_Complete the following_:
A - Reproduce the part of the bathroom wall discussion that opens with the words containing "I'm looking to" and closes with "(BG) in blue.".
B - Answer these questions from the bathroom wall discussion:
(i) Apart from 11mm, what other OSB thickness is mentioned as possibly obtainable?
(ii) What size and type of studs is everything in the drawing built on?
(iii) What airflow figure is given for 1¼" solvent weld pipe?
C - Which colors appear in the drawing described in the bathroom wall discussion, and what does each one stand for?

_Provided text_:
##############################

That doesn't work so well with the 1200mm gauge unfortunately

I was worried that it would affect the strength of the junction with the plasterboard stopping in free space rather than on a stud.

I could put 36mm x 4mm stripwood behind the OSB3 at all its studs to make it effectively 15mm:

The sketch above has the issue of the plasterboard needing to come away from the OCB towards the corner. Or am I better off creating a small pocket in the corner to get filled by plaster when the wet plastering is done? They may not look it, but the sketches are pretty much to scale.

I'm looking to include OSB in the Bathroom wall but it's complicated by there being a return. The wall sheathing will effectively be changing thickness at the return which is a small challenge. Also, I may only be able to get 11mm OSB (or 18mm but same problem) which means it's not the same as the 15mm plasterboard. Below is a drawing of what I'm looking at. The green is 15mm or 12.5mm moisture resistant plasterboard, yellow is 11mm OSB3 and grey is 15mm Duraline. All on 70mm C-Studs (BG) in blue.

The AAV could be above the sink and behind the mirror. To service the AAV, I could remove the mirror and an access panel. I suppose it raises the question of how does air enter the wall and does it bring moisture in with it? I know there are small trap based AAVs but suspect they wouldn't admit enough air to prevent the problem in this situation. 9l/s for 1¼" solvent weld pipe https://mcalpineplumbing.com/air-admittance-valves/ventapipe/vpsf-4050-ventapipe-4050

Thanks Nick. The bath is freestanding so it would be a pain to have an AAV there. Could the AAV be in the stud wall with some form of air access to the stud wall? Another option that might be possible is to keep the bath and basin wastes separate all the way to the stack. This is what I was worrying about in terms of an S-trap: Though it would be more like this I guess: Could I solve it all by having the AAV off that initial in wall elbow? If just having the AAV in the wall, I would make sure it is well above the top of the basin.

##############################

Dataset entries
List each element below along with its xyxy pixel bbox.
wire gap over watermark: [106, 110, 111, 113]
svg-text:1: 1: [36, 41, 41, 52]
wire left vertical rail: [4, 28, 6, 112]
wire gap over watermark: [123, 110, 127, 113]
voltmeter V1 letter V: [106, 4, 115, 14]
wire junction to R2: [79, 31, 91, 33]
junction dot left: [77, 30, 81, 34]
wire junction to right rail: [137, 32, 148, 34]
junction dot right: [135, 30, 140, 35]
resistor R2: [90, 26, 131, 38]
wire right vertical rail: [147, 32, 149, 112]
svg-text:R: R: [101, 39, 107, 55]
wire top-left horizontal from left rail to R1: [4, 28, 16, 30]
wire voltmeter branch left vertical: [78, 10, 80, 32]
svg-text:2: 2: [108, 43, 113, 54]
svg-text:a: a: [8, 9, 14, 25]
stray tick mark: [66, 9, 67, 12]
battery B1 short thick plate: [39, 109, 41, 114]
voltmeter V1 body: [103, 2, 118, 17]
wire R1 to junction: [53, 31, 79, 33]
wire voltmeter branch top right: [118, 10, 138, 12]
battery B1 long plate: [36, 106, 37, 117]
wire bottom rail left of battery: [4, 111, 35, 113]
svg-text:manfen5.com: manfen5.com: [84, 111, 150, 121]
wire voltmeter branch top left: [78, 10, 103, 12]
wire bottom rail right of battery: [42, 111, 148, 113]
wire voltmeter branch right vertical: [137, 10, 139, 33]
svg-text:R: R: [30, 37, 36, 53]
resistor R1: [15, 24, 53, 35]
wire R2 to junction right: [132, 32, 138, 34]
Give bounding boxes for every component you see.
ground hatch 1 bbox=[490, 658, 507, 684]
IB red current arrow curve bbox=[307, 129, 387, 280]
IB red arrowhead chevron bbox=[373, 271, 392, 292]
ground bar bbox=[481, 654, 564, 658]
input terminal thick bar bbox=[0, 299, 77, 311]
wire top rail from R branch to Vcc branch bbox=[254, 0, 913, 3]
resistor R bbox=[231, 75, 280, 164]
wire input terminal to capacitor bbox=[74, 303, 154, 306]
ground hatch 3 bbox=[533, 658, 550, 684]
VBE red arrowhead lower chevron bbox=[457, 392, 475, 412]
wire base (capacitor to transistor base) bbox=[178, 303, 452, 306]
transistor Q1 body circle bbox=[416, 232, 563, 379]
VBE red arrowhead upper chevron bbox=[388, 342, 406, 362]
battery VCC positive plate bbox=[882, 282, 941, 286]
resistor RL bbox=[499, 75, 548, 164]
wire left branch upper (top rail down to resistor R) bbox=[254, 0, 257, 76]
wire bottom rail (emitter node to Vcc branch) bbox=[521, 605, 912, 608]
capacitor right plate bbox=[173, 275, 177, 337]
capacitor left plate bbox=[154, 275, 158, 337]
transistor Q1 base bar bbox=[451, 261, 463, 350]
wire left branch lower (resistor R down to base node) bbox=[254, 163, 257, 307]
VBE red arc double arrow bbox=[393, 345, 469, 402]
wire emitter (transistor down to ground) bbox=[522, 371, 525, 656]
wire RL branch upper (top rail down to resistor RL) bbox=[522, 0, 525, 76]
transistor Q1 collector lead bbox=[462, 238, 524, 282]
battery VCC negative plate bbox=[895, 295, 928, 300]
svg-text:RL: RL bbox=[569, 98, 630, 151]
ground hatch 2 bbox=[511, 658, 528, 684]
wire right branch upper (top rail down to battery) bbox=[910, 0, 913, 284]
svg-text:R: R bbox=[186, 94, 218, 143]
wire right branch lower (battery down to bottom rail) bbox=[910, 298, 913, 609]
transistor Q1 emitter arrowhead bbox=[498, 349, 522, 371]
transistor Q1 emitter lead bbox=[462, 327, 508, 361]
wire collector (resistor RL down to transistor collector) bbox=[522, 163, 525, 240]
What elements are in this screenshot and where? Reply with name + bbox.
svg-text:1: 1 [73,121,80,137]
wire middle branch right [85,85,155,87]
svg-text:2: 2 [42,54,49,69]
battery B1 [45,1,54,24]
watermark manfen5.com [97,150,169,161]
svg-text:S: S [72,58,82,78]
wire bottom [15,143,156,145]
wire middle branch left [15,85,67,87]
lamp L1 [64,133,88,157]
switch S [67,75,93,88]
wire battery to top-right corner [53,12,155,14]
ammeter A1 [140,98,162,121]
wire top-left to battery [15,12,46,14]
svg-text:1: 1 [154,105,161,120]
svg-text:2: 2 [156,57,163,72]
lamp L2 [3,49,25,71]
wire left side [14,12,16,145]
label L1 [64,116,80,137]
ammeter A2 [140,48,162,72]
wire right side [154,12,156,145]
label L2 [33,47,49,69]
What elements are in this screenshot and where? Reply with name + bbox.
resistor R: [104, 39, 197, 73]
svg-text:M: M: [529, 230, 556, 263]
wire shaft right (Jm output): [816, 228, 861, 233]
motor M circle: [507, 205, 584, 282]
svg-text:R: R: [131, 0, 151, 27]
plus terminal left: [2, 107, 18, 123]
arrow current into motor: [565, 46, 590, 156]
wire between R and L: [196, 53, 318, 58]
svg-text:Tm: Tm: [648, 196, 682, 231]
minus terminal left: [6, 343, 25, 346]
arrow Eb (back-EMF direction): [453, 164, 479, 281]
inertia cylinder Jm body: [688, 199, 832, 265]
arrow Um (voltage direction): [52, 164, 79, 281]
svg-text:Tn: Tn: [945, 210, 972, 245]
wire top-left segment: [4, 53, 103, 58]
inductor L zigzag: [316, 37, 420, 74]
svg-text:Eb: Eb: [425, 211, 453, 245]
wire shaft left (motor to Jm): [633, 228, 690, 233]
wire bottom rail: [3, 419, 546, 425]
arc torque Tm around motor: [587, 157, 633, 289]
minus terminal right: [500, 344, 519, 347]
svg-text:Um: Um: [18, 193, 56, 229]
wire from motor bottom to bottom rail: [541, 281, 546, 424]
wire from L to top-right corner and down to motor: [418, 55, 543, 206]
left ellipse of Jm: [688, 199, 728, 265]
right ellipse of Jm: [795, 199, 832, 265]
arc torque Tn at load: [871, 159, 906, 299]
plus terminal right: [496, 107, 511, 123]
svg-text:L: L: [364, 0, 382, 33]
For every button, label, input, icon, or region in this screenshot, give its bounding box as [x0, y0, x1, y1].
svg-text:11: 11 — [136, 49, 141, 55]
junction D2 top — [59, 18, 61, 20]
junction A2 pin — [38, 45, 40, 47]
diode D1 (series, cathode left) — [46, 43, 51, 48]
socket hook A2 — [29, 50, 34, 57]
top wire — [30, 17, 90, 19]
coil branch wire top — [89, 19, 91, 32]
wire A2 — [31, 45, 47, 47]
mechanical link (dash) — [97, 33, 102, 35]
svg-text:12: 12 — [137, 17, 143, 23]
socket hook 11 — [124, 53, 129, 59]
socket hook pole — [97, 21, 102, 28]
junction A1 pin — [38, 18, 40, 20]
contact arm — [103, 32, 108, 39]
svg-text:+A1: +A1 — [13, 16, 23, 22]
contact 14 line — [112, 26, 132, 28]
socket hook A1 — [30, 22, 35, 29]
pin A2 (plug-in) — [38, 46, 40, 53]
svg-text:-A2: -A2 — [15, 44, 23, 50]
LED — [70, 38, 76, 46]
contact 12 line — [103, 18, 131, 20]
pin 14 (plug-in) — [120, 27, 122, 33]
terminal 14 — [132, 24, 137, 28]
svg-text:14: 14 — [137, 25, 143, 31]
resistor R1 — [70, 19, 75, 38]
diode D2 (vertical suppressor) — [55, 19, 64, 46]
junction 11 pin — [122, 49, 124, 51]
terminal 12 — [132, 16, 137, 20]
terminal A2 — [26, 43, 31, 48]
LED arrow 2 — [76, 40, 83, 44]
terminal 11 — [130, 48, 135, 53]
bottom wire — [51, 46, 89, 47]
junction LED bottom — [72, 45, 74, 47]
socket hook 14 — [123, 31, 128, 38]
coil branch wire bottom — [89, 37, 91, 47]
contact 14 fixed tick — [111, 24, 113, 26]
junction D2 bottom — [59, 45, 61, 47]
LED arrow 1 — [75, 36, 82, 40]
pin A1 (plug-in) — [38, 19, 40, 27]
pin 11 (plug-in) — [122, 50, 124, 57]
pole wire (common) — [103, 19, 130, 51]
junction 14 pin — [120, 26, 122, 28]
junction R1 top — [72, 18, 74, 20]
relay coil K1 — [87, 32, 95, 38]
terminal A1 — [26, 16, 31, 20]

##############################

_Answers to the exercise_:
A -
I'm looking to include OSB in the Bathroom wall but it's complicated by there being a return. The wall sheathing will effectively be changing thickness at the return which is a small challenge. Also, I may only be able to get 11mm OSB (or 18mm but same problem) which means it's not the same as the 15mm plasterboard. Below is a drawing of what I'm looking at. The green is 15mm or 12.5mm moisture resistant plasterboard, yellow is 11mm OSB3 and grey is 15mm Duraline. All on 70mm C-Studs (BG) in blue.

B -
(i) 18mm
(ii) 70mm C-Studs (BG)
(iii) 9l/s

C -
Green: 15mm or 12.5mm moisture resistant plasterboard
Yellow: 11mm OSB3
Grey: 15mm Duraline
Blue: 70mm C-Studs (BG)